• OBJECTIVE:
Read the listing and extract each line that includes the word "arrow".

• SUPPLIED MATERIAL:
########################################

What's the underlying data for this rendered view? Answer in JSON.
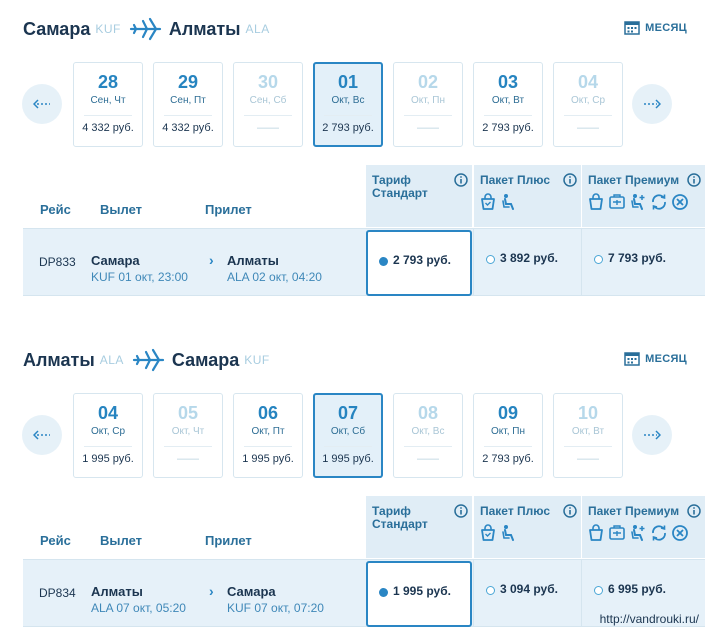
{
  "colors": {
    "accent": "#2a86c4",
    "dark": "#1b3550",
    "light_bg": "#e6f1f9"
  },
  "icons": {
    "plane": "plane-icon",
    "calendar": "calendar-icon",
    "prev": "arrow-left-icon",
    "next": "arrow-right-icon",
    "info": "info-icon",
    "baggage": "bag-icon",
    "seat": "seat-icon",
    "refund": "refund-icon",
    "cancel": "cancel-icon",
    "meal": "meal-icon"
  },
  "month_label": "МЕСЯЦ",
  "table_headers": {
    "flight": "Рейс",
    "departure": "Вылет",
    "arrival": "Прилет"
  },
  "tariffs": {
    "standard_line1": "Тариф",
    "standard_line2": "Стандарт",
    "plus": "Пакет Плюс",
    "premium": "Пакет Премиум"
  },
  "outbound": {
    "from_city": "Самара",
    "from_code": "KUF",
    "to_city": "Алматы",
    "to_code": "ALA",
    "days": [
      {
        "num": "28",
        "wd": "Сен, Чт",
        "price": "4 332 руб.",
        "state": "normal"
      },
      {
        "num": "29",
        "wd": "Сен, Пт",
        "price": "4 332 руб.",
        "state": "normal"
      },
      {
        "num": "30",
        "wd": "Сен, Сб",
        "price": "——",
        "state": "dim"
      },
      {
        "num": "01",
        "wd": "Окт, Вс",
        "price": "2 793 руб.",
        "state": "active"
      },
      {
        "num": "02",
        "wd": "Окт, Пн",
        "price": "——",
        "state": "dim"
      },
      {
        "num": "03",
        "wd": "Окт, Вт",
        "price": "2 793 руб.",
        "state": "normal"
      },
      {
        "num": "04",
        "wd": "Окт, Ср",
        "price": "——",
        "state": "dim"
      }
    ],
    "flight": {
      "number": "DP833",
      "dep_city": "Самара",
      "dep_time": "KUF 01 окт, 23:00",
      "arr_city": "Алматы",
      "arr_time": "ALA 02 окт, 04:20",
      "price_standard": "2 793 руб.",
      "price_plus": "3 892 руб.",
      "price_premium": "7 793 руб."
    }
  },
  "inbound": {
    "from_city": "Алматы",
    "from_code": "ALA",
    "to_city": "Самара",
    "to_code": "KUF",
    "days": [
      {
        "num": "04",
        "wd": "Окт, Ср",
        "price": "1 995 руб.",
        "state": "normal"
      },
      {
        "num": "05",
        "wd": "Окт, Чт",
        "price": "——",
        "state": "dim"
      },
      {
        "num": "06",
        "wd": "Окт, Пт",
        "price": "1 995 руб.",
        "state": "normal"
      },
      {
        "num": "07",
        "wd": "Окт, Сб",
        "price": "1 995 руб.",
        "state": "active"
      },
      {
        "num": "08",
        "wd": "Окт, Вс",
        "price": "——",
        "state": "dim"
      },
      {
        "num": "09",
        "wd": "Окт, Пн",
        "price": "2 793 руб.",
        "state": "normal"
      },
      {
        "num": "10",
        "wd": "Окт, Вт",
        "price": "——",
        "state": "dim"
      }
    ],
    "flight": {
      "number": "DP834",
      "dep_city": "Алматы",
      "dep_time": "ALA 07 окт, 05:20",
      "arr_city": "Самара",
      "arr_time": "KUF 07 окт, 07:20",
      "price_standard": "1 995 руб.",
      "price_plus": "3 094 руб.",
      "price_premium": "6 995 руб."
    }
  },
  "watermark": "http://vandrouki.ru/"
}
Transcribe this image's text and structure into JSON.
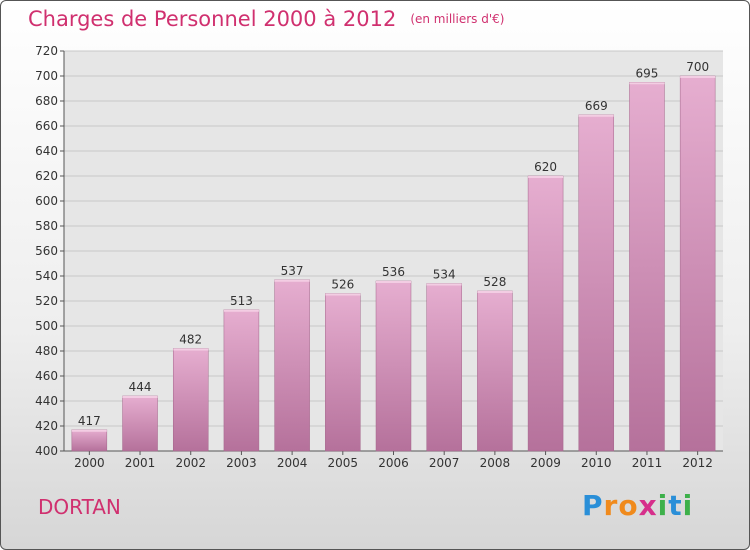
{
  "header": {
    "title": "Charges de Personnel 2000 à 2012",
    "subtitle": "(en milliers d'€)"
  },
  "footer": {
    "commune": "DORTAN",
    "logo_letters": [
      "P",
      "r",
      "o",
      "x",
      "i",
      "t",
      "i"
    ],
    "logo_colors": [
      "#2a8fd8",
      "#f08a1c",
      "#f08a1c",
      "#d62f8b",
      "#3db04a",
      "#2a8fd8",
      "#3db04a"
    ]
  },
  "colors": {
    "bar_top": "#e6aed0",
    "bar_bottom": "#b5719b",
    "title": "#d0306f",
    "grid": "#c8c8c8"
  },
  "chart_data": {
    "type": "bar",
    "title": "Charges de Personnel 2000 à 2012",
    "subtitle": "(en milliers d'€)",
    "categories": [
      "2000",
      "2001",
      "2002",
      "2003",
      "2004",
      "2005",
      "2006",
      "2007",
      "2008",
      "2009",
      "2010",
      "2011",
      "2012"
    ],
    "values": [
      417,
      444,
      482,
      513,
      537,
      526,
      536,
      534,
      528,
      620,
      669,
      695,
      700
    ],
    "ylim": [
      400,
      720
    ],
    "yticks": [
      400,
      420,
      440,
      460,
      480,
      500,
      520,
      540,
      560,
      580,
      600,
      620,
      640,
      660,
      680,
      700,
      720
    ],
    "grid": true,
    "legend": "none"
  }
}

########################################

• RESPONSE:
    "prev": "arrow-left-icon",
    "next": "arrow-right-icon",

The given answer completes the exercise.